Count how many lines mention the word "brand". Write that number alone.

+ + +

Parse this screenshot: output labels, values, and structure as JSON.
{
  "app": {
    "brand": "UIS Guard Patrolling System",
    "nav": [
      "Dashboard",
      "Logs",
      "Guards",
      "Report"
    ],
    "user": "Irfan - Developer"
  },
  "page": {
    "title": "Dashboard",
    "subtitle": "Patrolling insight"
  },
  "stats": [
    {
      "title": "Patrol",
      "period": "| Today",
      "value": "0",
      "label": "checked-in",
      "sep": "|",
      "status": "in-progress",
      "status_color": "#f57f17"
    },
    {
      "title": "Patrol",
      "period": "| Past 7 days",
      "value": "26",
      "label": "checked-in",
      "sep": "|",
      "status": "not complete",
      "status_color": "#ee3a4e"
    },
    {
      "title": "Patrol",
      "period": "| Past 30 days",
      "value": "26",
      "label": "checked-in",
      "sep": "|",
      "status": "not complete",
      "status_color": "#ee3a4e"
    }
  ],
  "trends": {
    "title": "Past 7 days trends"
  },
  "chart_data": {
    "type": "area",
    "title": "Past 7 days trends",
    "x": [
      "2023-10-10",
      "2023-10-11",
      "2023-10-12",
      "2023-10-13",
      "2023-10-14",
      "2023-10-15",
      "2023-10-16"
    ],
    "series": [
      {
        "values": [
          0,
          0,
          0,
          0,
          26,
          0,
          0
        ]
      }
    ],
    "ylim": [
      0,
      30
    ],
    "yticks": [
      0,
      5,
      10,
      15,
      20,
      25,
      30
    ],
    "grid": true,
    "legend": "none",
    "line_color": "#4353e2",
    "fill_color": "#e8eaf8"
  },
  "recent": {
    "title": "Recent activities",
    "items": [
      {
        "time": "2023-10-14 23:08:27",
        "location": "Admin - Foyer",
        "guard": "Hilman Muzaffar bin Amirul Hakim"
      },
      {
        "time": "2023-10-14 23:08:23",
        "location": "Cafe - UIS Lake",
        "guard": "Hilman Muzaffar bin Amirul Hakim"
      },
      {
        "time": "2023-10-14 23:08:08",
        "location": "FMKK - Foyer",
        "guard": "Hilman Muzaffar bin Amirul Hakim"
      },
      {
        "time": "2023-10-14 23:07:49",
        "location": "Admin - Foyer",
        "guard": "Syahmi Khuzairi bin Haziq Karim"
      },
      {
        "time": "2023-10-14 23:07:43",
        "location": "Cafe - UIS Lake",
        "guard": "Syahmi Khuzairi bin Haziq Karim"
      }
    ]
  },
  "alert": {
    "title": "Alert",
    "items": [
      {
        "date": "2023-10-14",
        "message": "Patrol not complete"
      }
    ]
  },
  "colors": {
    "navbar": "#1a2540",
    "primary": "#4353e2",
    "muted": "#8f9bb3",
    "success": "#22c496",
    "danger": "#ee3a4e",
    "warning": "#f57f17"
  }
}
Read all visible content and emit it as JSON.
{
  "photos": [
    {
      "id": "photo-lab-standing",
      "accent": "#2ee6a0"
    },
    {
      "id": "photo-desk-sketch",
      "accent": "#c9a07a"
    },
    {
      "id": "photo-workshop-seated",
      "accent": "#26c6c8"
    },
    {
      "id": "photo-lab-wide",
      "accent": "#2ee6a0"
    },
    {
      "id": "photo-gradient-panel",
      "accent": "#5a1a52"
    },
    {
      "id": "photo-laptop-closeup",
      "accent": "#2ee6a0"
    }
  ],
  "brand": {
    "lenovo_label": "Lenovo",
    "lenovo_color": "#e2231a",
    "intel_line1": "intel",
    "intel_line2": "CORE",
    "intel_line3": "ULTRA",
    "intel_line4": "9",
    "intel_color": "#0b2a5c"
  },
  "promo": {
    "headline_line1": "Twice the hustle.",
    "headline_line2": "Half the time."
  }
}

+ + +

> [SOLUTION TO THE PROBLEM] 2